== Given information ==
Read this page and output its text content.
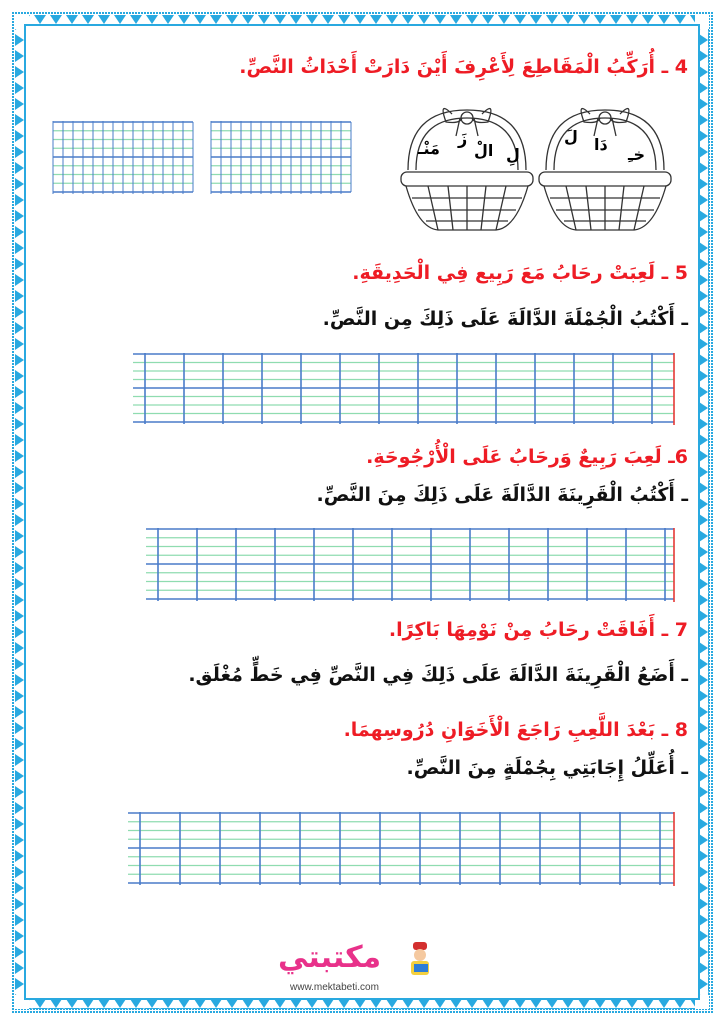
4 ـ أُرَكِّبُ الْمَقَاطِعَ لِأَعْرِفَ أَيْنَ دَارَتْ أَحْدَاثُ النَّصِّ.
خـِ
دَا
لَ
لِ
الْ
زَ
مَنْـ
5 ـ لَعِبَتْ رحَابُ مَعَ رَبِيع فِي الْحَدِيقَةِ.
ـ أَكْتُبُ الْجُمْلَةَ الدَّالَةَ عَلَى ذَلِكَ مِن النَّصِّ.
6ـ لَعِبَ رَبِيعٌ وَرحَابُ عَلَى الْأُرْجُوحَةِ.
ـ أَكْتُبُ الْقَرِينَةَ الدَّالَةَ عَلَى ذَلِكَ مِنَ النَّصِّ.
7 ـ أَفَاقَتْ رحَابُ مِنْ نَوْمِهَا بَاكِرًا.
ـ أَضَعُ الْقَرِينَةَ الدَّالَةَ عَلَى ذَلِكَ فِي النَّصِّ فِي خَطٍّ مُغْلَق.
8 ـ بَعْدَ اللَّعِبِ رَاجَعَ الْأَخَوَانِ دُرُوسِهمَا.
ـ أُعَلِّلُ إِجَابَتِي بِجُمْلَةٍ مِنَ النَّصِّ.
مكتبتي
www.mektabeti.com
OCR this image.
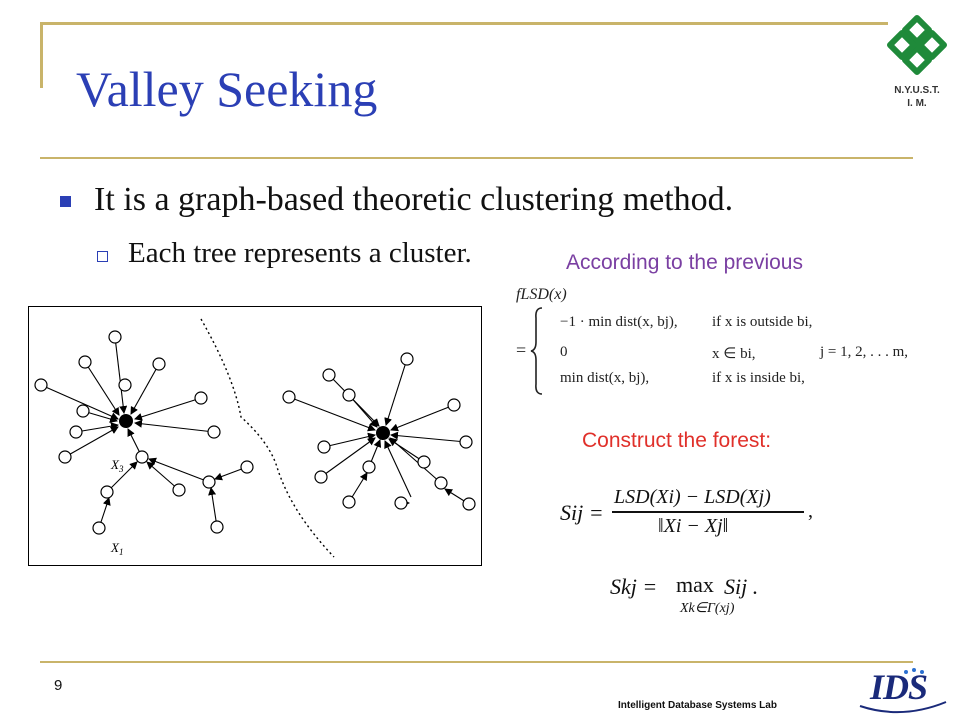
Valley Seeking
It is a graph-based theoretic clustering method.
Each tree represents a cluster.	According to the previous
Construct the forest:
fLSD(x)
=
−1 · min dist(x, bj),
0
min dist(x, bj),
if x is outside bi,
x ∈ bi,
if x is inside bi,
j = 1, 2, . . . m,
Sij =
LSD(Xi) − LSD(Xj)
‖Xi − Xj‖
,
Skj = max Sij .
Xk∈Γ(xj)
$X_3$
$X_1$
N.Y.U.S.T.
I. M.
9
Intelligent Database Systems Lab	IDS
===
> Requirements: Copy out each line of the material that holds the word "this".

> Final result:
Read this page and output its text content.
OCR this image.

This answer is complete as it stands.